* [Records provided]:

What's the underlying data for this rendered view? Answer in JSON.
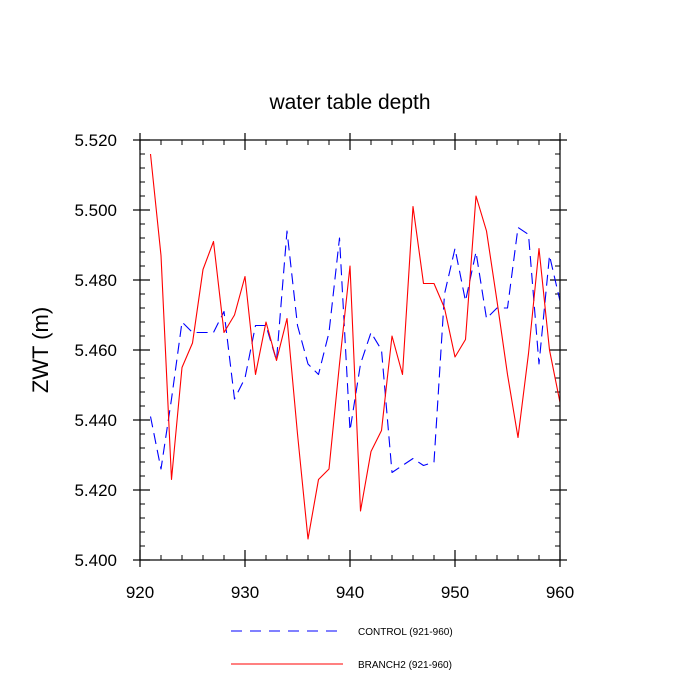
{
  "chart_data": {
    "type": "line",
    "title": "water table depth",
    "xlabel": "",
    "ylabel": "ZWT  (m)",
    "xlim": [
      920,
      960
    ],
    "ylim": [
      5.4,
      5.52
    ],
    "xticks": [
      920,
      930,
      940,
      950,
      960
    ],
    "yticks": [
      5.4,
      5.42,
      5.44,
      5.46,
      5.48,
      5.5,
      5.52
    ],
    "ytick_labels": [
      "5.400",
      "5.420",
      "5.440",
      "5.460",
      "5.480",
      "5.500",
      "5.520"
    ],
    "grid": false,
    "legend_position": "bottom",
    "series": [
      {
        "name": "CONTROL (921-960)",
        "color": "#0000ff",
        "dash": "dashed",
        "x": [
          921,
          922,
          923,
          924,
          925,
          926,
          927,
          928,
          929,
          930,
          931,
          932,
          933,
          934,
          935,
          936,
          937,
          938,
          939,
          940,
          941,
          942,
          943,
          944,
          945,
          946,
          947,
          948,
          949,
          950,
          951,
          952,
          953,
          954,
          955,
          956,
          957,
          958,
          959,
          960
        ],
        "y": [
          5.441,
          5.426,
          5.446,
          5.468,
          5.465,
          5.465,
          5.465,
          5.471,
          5.446,
          5.452,
          5.467,
          5.467,
          5.457,
          5.494,
          5.467,
          5.456,
          5.453,
          5.465,
          5.492,
          5.437,
          5.456,
          5.465,
          5.46,
          5.425,
          5.427,
          5.429,
          5.427,
          5.428,
          5.476,
          5.489,
          5.474,
          5.488,
          5.469,
          5.472,
          5.472,
          5.495,
          5.493,
          5.456,
          5.487,
          5.474
        ]
      },
      {
        "name": "BRANCH2 (921-960)",
        "color": "#ff0000",
        "dash": "solid",
        "x": [
          921,
          922,
          923,
          924,
          925,
          926,
          927,
          928,
          929,
          930,
          931,
          932,
          933,
          934,
          935,
          936,
          937,
          938,
          939,
          940,
          941,
          942,
          943,
          944,
          945,
          946,
          947,
          948,
          949,
          950,
          951,
          952,
          953,
          954,
          955,
          956,
          957,
          958,
          959,
          960
        ],
        "y": [
          5.516,
          5.487,
          5.423,
          5.455,
          5.462,
          5.483,
          5.491,
          5.465,
          5.47,
          5.481,
          5.453,
          5.468,
          5.457,
          5.469,
          5.436,
          5.406,
          5.423,
          5.426,
          5.456,
          5.484,
          5.414,
          5.431,
          5.437,
          5.464,
          5.453,
          5.501,
          5.479,
          5.479,
          5.472,
          5.458,
          5.463,
          5.504,
          5.494,
          5.474,
          5.453,
          5.435,
          5.459,
          5.489,
          5.46,
          5.445
        ]
      }
    ]
  }
}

* [Stated task]:
Copy every line of the data word for word, omitting the images.

* [Written response]:
What's the underlying data for this rendered view? Answer in JSON.
{
  "chart_data": {
    "type": "line",
    "title": "water table depth",
    "xlabel": "",
    "ylabel": "ZWT  (m)",
    "xlim": [
      920,
      960
    ],
    "ylim": [
      5.4,
      5.52
    ],
    "xticks": [
      920,
      930,
      940,
      950,
      960
    ],
    "yticks": [
      5.4,
      5.42,
      5.44,
      5.46,
      5.48,
      5.5,
      5.52
    ],
    "ytick_labels": [
      "5.400",
      "5.420",
      "5.440",
      "5.460",
      "5.480",
      "5.500",
      "5.520"
    ],
    "grid": false,
    "legend_position": "bottom",
    "series": [
      {
        "name": "CONTROL (921-960)",
        "color": "#0000ff",
        "dash": "dashed",
        "x": [
          921,
          922,
          923,
          924,
          925,
          926,
          927,
          928,
          929,
          930,
          931,
          932,
          933,
          934,
          935,
          936,
          937,
          938,
          939,
          940,
          941,
          942,
          943,
          944,
          945,
          946,
          947,
          948,
          949,
          950,
          951,
          952,
          953,
          954,
          955,
          956,
          957,
          958,
          959,
          960
        ],
        "y": [
          5.441,
          5.426,
          5.446,
          5.468,
          5.465,
          5.465,
          5.465,
          5.471,
          5.446,
          5.452,
          5.467,
          5.467,
          5.457,
          5.494,
          5.467,
          5.456,
          5.453,
          5.465,
          5.492,
          5.437,
          5.456,
          5.465,
          5.46,
          5.425,
          5.427,
          5.429,
          5.427,
          5.428,
          5.476,
          5.489,
          5.474,
          5.488,
          5.469,
          5.472,
          5.472,
          5.495,
          5.493,
          5.456,
          5.487,
          5.474
        ]
      },
      {
        "name": "BRANCH2 (921-960)",
        "color": "#ff0000",
        "dash": "solid",
        "x": [
          921,
          922,
          923,
          924,
          925,
          926,
          927,
          928,
          929,
          930,
          931,
          932,
          933,
          934,
          935,
          936,
          937,
          938,
          939,
          940,
          941,
          942,
          943,
          944,
          945,
          946,
          947,
          948,
          949,
          950,
          951,
          952,
          953,
          954,
          955,
          956,
          957,
          958,
          959,
          960
        ],
        "y": [
          5.516,
          5.487,
          5.423,
          5.455,
          5.462,
          5.483,
          5.491,
          5.465,
          5.47,
          5.481,
          5.453,
          5.468,
          5.457,
          5.469,
          5.436,
          5.406,
          5.423,
          5.426,
          5.456,
          5.484,
          5.414,
          5.431,
          5.437,
          5.464,
          5.453,
          5.501,
          5.479,
          5.479,
          5.472,
          5.458,
          5.463,
          5.504,
          5.494,
          5.474,
          5.453,
          5.435,
          5.459,
          5.489,
          5.46,
          5.445
        ]
      }
    ]
  }
}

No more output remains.